### Exercise
Read the records below. Copy each line where the string "Langereihe" occurs.

━━━━━━━━━━

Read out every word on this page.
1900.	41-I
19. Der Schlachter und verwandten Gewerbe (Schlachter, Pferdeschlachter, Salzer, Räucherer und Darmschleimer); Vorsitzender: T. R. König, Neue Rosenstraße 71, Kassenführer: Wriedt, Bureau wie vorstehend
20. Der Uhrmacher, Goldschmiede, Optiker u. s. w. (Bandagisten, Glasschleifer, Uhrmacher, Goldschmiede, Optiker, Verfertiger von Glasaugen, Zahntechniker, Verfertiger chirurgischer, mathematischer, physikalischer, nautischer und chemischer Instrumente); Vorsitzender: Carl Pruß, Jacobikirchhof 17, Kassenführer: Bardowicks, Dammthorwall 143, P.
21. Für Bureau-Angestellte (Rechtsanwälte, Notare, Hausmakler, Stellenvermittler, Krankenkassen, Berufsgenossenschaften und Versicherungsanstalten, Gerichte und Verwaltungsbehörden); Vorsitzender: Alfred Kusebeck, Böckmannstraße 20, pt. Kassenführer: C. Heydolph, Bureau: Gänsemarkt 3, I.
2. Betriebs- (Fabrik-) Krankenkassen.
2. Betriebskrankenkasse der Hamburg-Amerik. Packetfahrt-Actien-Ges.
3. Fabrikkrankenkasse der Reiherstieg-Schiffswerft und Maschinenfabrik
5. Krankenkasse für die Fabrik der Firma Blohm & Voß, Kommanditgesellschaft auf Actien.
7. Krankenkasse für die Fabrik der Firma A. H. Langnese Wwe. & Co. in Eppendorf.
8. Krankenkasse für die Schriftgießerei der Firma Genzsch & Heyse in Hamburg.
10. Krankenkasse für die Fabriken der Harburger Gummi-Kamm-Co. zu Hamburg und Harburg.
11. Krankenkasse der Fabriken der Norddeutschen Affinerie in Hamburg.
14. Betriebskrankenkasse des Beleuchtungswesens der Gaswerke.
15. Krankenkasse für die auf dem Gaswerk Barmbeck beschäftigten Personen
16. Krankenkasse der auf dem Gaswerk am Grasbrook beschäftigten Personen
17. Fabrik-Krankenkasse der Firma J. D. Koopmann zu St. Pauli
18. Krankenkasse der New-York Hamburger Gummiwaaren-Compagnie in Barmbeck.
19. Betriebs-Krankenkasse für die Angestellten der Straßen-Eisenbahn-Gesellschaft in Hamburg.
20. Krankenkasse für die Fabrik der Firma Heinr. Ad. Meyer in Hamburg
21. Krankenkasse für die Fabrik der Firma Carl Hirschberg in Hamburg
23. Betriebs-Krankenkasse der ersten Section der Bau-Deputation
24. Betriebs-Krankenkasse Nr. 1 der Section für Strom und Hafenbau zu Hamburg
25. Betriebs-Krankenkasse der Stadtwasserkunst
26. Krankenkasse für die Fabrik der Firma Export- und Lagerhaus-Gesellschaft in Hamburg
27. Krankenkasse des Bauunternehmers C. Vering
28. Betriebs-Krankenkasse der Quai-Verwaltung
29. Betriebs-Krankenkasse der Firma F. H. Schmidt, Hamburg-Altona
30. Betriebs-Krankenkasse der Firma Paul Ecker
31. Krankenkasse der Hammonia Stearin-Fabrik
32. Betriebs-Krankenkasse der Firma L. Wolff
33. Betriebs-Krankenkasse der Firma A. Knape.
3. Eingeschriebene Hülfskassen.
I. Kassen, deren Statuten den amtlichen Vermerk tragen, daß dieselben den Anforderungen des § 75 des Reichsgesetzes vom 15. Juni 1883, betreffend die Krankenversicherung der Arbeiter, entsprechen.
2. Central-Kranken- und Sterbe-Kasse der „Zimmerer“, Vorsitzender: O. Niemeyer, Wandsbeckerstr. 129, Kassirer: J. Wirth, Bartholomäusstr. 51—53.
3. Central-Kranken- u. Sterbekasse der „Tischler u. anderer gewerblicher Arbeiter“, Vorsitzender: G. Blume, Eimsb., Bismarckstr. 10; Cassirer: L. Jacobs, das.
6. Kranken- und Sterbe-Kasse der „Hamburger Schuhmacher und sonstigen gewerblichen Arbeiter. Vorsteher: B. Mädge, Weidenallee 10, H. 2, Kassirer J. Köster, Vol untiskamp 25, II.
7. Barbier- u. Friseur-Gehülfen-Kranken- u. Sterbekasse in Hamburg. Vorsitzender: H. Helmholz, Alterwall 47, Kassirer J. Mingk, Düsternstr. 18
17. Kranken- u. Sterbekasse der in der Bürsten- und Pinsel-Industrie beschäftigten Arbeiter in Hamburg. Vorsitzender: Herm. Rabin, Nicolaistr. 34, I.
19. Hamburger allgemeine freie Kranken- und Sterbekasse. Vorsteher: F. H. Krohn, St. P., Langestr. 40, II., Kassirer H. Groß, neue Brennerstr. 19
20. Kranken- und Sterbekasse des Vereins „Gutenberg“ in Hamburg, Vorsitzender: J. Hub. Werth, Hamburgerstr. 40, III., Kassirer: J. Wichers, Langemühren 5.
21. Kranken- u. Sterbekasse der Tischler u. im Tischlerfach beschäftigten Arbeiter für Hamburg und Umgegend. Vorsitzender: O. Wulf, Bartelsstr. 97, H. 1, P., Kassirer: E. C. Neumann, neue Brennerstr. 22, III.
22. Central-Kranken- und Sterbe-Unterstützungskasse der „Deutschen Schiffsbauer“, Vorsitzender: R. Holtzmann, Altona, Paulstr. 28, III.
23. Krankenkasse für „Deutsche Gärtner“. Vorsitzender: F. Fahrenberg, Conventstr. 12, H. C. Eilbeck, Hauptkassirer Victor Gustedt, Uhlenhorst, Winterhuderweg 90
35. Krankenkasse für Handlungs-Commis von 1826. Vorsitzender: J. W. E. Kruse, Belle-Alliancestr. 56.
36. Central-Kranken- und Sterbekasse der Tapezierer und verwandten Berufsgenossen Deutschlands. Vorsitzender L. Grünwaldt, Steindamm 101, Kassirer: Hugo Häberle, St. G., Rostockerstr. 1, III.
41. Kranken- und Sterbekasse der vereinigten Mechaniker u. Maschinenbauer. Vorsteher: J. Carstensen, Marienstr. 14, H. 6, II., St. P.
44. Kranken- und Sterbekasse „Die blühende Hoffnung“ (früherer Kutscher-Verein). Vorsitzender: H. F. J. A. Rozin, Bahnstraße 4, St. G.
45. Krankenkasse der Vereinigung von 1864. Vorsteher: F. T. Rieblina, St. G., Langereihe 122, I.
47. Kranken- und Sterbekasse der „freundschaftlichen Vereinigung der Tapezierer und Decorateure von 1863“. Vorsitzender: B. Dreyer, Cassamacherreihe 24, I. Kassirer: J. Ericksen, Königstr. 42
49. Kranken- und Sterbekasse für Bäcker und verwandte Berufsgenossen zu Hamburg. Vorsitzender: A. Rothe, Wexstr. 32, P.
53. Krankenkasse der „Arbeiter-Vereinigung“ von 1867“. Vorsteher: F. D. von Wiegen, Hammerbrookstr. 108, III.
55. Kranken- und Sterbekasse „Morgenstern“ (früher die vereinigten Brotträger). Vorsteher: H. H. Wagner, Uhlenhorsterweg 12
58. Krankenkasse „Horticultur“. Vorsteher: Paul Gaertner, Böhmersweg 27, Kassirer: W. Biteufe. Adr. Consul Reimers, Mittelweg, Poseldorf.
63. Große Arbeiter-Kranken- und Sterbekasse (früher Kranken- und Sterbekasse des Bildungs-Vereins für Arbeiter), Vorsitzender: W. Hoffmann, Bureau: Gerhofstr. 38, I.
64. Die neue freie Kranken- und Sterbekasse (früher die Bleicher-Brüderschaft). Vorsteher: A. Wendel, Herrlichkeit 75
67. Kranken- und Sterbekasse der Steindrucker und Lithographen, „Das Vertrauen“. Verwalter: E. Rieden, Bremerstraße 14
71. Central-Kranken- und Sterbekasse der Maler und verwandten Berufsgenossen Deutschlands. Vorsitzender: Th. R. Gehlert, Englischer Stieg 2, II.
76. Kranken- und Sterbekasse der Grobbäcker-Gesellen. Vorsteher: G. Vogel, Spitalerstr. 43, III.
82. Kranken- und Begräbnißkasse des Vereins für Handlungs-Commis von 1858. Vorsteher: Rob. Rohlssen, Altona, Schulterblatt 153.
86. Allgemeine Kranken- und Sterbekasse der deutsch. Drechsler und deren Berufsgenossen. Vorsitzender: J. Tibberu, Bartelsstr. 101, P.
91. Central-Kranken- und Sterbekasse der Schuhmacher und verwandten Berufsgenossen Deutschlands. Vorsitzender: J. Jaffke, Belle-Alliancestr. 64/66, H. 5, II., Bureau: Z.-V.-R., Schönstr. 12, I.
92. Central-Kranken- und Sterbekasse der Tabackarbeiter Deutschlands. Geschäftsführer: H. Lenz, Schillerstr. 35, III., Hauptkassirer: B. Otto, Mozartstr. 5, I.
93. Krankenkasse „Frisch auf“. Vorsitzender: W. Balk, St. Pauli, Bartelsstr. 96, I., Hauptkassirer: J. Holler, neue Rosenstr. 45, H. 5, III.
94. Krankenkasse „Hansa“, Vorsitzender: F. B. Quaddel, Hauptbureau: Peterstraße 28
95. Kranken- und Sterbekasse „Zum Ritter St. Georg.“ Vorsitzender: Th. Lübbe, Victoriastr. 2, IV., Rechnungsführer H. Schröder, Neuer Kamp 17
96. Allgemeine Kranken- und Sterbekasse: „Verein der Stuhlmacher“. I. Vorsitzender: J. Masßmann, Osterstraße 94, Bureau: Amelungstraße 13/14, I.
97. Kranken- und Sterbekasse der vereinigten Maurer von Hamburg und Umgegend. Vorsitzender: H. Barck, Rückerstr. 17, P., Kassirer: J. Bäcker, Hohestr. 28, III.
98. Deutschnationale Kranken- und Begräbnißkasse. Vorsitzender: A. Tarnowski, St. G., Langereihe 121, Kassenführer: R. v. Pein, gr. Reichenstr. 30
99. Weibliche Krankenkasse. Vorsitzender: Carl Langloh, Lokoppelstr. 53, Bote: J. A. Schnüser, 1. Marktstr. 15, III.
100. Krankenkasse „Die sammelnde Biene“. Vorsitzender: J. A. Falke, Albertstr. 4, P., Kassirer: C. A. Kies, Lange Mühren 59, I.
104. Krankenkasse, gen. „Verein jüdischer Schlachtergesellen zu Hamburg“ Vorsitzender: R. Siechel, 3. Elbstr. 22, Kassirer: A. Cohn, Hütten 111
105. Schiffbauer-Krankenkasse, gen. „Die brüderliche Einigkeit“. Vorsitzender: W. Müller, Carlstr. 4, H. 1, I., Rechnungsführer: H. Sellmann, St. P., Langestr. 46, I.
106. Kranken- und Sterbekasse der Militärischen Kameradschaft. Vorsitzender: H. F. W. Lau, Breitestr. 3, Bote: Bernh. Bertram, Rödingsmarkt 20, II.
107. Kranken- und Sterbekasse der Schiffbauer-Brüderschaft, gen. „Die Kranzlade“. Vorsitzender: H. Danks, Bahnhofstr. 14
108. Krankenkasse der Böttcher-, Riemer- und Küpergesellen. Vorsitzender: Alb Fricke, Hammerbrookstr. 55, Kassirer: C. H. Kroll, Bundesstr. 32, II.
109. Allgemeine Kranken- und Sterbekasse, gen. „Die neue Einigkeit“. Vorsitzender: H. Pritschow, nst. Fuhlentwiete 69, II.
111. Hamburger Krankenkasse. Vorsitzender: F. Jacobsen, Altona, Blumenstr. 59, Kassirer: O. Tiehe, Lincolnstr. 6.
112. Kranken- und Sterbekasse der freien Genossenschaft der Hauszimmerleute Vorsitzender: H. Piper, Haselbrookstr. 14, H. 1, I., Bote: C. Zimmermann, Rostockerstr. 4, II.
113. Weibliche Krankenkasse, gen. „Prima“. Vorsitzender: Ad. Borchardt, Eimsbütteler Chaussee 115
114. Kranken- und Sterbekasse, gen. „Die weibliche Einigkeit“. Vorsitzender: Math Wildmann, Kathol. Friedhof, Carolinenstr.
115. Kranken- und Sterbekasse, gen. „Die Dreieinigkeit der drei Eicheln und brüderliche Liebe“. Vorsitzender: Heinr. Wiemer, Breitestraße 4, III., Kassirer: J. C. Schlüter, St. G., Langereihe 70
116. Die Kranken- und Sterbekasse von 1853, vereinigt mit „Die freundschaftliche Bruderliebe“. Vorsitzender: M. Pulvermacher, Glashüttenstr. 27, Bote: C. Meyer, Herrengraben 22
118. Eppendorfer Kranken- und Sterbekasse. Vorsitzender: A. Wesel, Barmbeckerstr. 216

━━━━━━━━━━

### Final result
45. Krankenkasse der Vereinigung von 1864. Vorsteher: F. T. Rieblina, St. G., Langereihe 122, I.
98. Deutschnationale Kranken- und Begräbnißkasse. Vorsitzender: A. Tarnowski, St. G., Langereihe 121, Kassenführer: R. v. Pein, gr. Reichenstr. 30
115. Kranken- und Sterbekasse, gen. „Die Dreieinigkeit der drei Eicheln und brüderliche Liebe“. Vorsitzender: Heinr. Wiemer, Breitestraße 4, III., Kassirer: J. C. Schlüter, St. G., Langereihe 70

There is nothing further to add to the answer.